» SELECTED TEXT:
According to a recent study published in the online edition of the American Journal of Public Health, black Americans receive poorer dental care than white Americans, even when they have some dental insurance coverage.
Researchers at Columbia University's Mailman School of Public Health and the College of Dental Medicine, surveyed 118 black American adults living in New York City who had recent oral health symptoms and found that despite 75% of of them having at least some type of dental insurance coverage, this was largely limited to Medicaid (50%) rather than private coverage (21%) or other types of dental insurance (4%).
In addition, the study found that those surveyed indicated several insurance-related dental care problems such as insufficient coverage for needed treatments, inability to find a dentist who accepts their insurance, and having to wait usually long for their coverage to take effect.
Dr. Eric Schrimshaw, assistant professor of Sociomedical Sciences at the Mailman School, described it this way; "For the 25% of respondents who reported having no dental insurance coverage, the costs of dental care and the lack of insurance coverage were consistently noted as critical barriers to obtaining quality dental treatment of their dental symptoms. Even among those who had some dental insurance - such as Medicaid - it was often not enough to eliminate the obstacles to obtaining needed dental treatment."
The authors also report that even when participants were able to see a dentist with the limited insurance they had or while uninsured, many believed that because of their lack of private insurance they received a poorer quality of care than did others.

» DATA PROVIDED:
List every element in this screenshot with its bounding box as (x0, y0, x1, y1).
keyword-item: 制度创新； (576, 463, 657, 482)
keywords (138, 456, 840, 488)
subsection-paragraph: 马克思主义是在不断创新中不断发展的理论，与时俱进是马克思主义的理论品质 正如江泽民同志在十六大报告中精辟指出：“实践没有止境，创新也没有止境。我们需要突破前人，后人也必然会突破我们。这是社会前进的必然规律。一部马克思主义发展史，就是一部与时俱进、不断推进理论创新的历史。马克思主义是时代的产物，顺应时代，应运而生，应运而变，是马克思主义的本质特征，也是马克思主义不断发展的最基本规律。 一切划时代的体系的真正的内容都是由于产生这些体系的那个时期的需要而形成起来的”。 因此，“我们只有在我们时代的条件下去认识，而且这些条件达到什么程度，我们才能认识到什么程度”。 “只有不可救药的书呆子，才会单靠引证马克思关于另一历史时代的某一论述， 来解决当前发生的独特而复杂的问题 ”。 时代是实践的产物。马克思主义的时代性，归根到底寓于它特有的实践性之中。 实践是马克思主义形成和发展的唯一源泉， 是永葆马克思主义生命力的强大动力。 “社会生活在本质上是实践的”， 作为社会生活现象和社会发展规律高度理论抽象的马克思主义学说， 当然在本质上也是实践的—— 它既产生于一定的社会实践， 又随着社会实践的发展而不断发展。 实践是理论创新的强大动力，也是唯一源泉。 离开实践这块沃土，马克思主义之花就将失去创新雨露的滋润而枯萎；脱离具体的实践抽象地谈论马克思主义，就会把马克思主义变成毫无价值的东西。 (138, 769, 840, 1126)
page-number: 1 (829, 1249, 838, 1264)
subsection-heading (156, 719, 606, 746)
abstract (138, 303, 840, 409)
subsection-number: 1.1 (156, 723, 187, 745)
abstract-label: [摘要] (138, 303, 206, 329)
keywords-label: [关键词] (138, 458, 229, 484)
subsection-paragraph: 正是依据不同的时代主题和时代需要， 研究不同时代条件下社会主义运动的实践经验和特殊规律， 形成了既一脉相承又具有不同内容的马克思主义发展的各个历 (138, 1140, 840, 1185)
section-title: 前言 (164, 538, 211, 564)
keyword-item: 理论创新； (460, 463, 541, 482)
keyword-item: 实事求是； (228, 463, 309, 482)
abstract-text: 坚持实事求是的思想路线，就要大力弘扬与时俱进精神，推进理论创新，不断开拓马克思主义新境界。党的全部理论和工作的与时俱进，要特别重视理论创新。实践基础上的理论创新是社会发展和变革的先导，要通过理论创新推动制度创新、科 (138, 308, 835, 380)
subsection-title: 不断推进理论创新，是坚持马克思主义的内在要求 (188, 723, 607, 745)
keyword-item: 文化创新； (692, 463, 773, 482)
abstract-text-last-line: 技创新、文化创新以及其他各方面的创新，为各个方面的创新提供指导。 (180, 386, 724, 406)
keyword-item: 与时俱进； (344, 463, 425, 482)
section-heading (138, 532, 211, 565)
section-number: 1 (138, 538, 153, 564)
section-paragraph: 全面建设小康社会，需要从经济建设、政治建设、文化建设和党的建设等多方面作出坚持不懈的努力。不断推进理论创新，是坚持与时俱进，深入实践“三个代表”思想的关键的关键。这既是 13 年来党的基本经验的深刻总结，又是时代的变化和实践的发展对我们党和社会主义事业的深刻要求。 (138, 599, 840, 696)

» SET OF TASKS:
1) Rewrite the article on dental care from "The authors also" to "than did others.", inclusive, changing "participants" to "respondents".
2) Answer these questions using the article on dental care:
(a) How many black American adults did the researchers survey?
(b) What percentage of those surveyed had dental coverage through Medicaid?
(c) What position does Dr. Eric Schrimshaw hold?

» ANSWERS TO EACH TASK:
1)
The authors also report that even when respondents were able to see a dentist with the limited insurance they had or while uninsured, many believed that because of their lack of private insurance they received a poorer quality of care than did others.

2)
(a) 118
(b) 50%
(c) Assistant professor of Sociomedical Sciences at the Mailman School